++++ DATA LISTING

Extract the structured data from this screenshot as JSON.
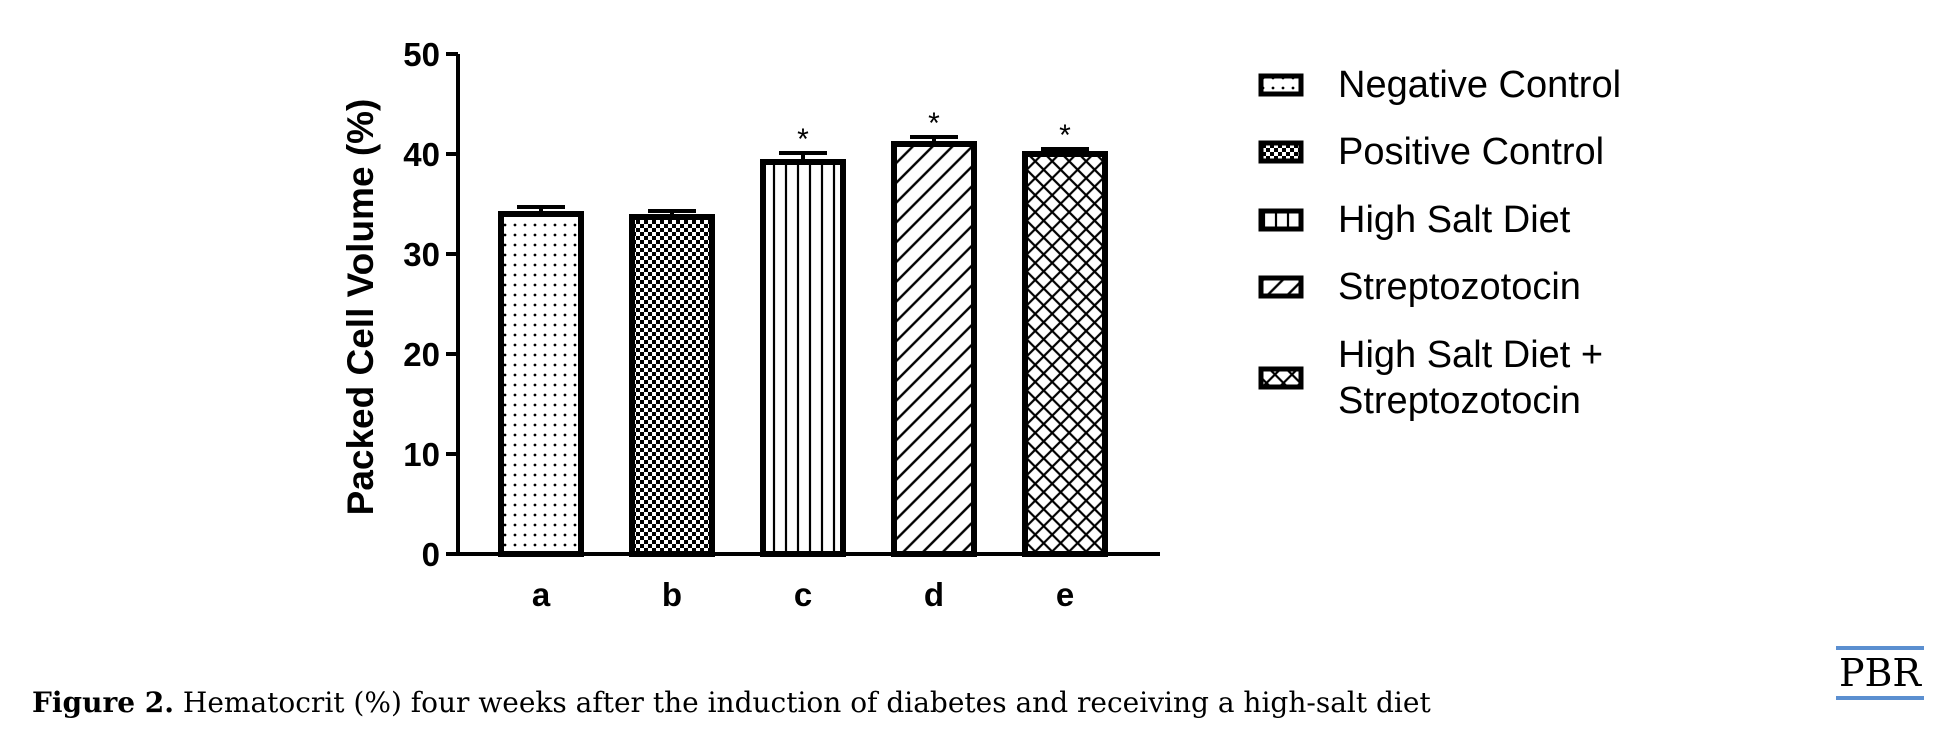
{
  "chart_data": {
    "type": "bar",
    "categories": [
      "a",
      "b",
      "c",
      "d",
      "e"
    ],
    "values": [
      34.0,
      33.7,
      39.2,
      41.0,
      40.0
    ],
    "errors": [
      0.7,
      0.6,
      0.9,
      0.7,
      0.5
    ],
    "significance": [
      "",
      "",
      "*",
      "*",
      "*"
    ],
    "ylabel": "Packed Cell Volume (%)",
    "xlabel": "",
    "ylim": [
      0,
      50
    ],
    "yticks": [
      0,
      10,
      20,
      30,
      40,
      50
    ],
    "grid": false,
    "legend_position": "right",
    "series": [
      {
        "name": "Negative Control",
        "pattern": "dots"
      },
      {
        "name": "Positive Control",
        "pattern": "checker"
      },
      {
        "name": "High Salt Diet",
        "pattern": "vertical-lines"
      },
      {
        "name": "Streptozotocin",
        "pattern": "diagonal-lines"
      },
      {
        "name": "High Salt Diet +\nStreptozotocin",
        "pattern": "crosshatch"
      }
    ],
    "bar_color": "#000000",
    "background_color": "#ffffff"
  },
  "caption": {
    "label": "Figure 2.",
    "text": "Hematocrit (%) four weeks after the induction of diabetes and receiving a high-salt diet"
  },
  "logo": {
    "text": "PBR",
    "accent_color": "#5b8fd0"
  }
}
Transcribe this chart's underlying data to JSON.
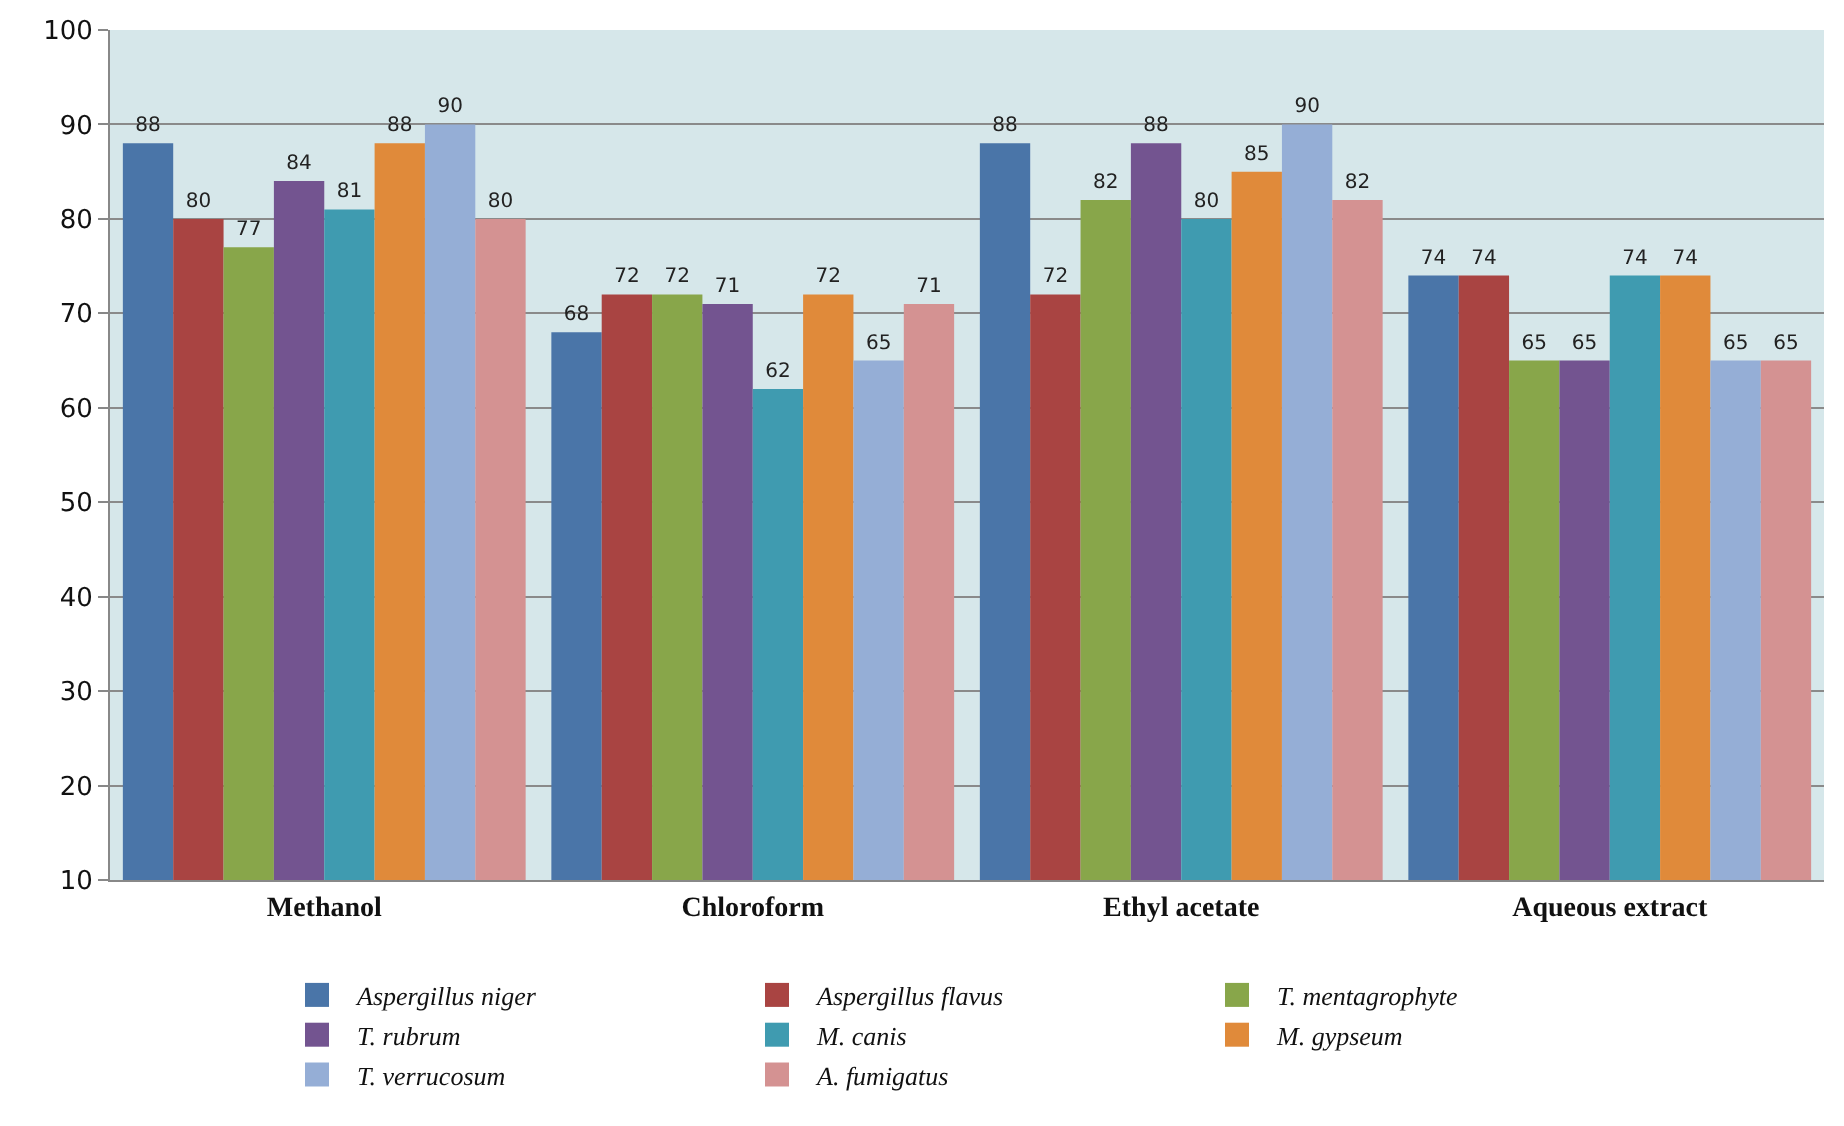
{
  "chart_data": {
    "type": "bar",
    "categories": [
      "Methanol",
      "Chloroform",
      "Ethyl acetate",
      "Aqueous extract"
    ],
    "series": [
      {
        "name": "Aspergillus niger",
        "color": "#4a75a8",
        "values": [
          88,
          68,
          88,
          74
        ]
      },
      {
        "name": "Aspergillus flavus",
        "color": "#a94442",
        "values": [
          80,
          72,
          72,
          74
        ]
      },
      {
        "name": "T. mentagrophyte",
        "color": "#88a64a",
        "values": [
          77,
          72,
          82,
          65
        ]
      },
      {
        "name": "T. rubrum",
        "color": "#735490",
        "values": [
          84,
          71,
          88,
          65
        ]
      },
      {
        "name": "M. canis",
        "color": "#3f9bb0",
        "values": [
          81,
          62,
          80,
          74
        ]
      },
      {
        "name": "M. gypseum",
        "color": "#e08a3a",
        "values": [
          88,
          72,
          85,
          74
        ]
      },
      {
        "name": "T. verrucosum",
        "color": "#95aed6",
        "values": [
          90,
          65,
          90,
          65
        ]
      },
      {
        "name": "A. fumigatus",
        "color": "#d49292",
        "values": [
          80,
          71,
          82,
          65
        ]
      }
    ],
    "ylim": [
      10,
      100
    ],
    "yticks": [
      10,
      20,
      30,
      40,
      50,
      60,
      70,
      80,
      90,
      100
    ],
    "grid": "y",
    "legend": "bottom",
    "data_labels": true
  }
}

++++++++
++++ DATA LISTING

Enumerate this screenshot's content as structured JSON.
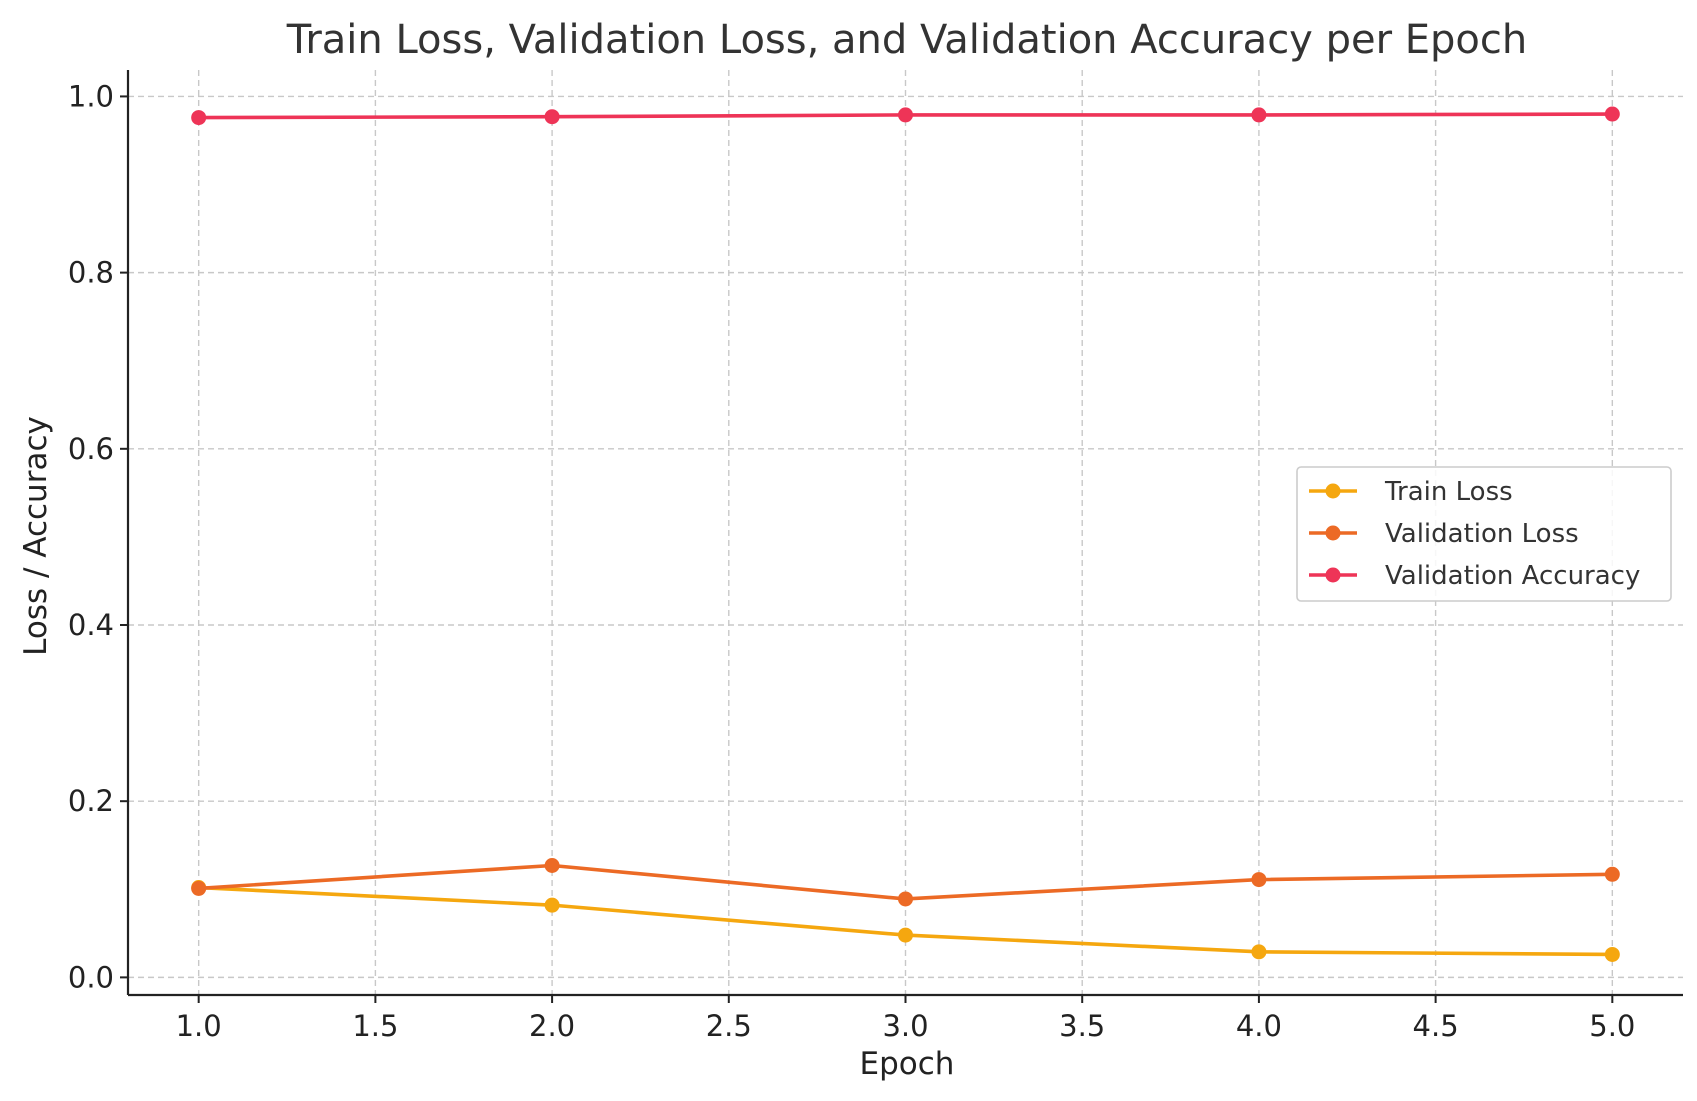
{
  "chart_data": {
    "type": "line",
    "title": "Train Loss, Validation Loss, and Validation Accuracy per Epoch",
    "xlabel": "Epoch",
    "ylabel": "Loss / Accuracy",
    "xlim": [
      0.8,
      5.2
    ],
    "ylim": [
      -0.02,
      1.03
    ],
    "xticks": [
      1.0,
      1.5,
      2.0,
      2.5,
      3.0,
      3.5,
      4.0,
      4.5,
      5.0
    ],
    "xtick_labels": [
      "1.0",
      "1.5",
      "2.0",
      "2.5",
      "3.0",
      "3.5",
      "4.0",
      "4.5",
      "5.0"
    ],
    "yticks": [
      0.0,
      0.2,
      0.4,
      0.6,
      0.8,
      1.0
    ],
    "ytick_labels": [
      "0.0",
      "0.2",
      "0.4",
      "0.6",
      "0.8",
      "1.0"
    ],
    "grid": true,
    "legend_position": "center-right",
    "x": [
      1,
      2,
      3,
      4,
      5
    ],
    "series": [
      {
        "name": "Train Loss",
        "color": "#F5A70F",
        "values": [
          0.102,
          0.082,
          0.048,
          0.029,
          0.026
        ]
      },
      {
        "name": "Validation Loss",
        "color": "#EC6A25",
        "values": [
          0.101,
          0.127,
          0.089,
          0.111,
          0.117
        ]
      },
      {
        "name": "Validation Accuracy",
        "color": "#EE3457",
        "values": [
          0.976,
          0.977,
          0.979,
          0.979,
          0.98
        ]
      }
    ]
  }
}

++++++++

For the entries above, state how many lines contain the word "Control". Provide the number by itself.

**TASK RESPONSE**
2